**Questions:**
1/ Print the passage from the Oregon 2020 article that begins at the words "As with COVID-19, communities" and ends after the words "few months away.", with its wording unchanged.
2/ In the Oregon 2020 article, since what year has Peter Courtney been atop the state Senate?

**Text:**
○ ○ ○
As with COVID-19, communities of color were among the worst affected. And in a foreboding sign of what could come in future wildfire seasons — or a major earthquake — some of the emergency response systems designed to warn people of impending danger failed.

The next fire season is just a few months away.

Wildfire smoke turns the sky orange at the Oregon Capitol in Salem, Ore., Sept. 8, 2020. Unprecedented wildfire conditions across Oregon and the American West kicked up several fires over Labor Day weekend.

Wildfire smoke turns the sky orange at the Oregon Capitol in Salem, Ore., Sept. 8, 2020. Unprecedented wildfire conditions across Oregon and the American West kicked up several fires over Labor Day weekend.

Bradley W. Parks / OPB

Political upheaval — sort of

2020 was the year when everything changed, except the political status quo.

At the state level, Gov. Kate Brown fended off yet another recall attempt and won mostly plaudits — outside of the occasional lawsuit — for her handling of COVID-19. Senate President Peter Courtney entered the year seemingly wounded by repeated Republican walkouts and the rise of a younger, more diverse collection of Senate Democrats. He leaves it exactly where he’s been since 2003 — atop the state Senate. House Speaker Tina Kotek faces a challenge from Rep. Janelle Bynum, but it’s unclear whether Bynum has the votes — and she certainly doesn’t have them without Republican help.
○ ○ ○
**Extracted data:**
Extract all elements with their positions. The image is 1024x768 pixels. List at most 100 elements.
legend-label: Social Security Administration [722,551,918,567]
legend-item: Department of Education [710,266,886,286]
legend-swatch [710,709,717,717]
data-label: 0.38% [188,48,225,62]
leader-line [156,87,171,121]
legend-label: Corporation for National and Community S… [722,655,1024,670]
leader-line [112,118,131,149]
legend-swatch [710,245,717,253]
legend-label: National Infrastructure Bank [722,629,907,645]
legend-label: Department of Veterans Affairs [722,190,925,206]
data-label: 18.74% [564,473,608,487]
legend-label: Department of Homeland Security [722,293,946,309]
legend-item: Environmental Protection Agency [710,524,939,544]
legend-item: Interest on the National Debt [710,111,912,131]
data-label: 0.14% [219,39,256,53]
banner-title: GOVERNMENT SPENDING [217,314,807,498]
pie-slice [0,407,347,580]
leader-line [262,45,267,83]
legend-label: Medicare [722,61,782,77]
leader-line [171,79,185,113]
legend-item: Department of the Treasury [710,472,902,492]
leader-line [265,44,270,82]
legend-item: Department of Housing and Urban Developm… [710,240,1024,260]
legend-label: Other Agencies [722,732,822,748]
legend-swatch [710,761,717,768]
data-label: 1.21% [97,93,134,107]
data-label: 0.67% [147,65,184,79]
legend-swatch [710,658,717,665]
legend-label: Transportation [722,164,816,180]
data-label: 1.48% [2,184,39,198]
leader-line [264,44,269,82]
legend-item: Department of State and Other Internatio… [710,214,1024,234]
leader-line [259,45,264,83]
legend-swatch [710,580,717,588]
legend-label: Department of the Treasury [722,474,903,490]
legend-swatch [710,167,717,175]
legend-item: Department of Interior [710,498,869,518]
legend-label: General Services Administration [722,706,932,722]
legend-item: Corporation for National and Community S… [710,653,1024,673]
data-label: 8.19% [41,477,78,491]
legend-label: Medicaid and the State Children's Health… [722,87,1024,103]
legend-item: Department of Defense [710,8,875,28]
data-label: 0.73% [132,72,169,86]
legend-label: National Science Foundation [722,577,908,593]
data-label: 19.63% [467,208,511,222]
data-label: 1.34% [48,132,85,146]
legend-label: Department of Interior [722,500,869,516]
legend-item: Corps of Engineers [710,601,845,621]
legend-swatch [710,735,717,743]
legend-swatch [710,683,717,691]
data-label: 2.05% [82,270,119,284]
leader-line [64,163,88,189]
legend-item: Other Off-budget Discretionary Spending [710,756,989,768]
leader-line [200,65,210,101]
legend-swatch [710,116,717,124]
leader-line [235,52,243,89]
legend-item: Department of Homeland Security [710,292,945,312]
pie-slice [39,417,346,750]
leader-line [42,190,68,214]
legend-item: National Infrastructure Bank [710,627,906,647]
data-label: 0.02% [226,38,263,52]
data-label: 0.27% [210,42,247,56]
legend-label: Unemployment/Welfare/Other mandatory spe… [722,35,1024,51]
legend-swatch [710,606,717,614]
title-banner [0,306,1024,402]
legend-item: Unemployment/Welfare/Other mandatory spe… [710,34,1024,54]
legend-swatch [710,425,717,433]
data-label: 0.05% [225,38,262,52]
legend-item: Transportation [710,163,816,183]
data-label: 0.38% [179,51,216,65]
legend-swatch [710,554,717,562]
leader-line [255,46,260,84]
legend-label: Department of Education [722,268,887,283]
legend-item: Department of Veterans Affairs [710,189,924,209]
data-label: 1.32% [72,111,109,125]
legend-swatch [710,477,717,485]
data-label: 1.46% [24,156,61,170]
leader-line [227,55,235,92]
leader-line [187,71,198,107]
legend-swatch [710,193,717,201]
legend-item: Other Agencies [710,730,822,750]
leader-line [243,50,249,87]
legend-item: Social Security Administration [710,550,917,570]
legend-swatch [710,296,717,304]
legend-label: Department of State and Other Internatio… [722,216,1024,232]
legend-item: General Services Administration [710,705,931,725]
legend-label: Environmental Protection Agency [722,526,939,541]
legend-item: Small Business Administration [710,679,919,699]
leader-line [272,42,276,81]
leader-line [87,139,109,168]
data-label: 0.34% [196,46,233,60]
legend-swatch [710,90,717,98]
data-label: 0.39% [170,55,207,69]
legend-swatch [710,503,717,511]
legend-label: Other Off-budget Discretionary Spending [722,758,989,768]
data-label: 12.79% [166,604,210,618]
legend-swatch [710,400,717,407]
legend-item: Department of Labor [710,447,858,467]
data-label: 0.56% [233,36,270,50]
○ ○ ○
**Task-by-task answers:**
1/
As with COVID-19, communities of color were among the worst affected. And in a foreboding sign of what could come in future wildfire seasons — or a major earthquake — some of the emergency response systems designed to warn people of impending danger failed.

The next fire season is just a few months away.

2/ 2003